# [SHORT TASK]
Every line of the data that contains the string "title" must be copied.

╔══

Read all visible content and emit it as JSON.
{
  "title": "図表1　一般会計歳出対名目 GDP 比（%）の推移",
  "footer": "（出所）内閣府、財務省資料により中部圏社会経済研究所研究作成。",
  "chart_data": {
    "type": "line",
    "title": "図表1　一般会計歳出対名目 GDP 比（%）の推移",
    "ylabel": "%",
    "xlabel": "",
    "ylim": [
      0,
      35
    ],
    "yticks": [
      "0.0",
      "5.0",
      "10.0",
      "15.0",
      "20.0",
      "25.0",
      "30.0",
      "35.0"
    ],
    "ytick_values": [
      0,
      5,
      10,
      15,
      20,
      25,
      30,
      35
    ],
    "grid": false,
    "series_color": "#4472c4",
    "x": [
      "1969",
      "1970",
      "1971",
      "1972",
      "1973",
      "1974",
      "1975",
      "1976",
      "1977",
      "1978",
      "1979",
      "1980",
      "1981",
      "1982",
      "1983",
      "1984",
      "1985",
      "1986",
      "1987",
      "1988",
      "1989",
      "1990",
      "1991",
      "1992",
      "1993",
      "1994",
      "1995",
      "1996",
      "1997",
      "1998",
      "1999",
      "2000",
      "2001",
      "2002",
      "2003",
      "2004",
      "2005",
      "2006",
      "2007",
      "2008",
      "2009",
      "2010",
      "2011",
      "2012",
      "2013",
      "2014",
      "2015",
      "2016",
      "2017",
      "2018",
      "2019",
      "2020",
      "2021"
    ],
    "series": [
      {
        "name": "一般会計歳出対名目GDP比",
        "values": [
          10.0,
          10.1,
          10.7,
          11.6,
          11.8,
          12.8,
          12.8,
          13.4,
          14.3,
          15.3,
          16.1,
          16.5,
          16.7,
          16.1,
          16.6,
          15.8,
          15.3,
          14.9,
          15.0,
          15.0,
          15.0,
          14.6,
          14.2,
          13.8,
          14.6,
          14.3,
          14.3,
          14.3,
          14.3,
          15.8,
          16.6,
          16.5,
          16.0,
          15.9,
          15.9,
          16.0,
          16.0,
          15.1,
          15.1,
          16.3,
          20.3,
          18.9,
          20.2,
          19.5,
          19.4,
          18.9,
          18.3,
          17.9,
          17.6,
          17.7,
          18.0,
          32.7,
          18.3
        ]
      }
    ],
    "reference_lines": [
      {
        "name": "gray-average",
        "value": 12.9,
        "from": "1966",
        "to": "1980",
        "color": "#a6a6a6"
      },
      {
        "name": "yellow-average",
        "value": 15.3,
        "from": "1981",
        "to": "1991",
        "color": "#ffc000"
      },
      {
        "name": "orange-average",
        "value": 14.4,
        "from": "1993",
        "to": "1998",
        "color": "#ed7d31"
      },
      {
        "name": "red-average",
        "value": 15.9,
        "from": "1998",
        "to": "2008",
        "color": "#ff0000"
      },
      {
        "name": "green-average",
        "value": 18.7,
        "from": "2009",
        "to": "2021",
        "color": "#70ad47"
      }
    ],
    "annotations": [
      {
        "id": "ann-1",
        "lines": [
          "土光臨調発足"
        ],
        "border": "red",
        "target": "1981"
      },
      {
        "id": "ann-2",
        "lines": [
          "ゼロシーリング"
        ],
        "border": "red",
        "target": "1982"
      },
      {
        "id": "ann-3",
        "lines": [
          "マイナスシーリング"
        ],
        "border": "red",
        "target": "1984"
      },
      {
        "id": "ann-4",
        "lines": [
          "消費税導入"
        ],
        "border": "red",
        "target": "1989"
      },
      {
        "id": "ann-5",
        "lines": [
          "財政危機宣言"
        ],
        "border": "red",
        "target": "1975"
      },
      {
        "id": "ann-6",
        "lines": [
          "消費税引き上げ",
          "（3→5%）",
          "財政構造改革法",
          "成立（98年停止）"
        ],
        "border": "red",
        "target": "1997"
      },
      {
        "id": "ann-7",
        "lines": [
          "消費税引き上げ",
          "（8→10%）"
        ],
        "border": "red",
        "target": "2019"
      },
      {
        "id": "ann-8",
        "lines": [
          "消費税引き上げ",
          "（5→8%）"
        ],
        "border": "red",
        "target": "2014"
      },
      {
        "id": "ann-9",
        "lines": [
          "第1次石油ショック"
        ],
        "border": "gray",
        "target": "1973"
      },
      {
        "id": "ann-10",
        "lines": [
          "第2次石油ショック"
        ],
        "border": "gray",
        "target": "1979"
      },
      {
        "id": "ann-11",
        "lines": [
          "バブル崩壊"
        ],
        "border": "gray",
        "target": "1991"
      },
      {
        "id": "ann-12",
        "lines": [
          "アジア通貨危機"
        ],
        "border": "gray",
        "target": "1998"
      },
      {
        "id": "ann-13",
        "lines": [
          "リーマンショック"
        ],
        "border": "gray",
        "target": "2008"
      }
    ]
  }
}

╚══

# [FINAL RESULT]
  "title": "図表1　一般会計歳出対名目 GDP 比（%）の推移",
    "title": "図表1　一般会計歳出対名目 GDP 比（%）の推移",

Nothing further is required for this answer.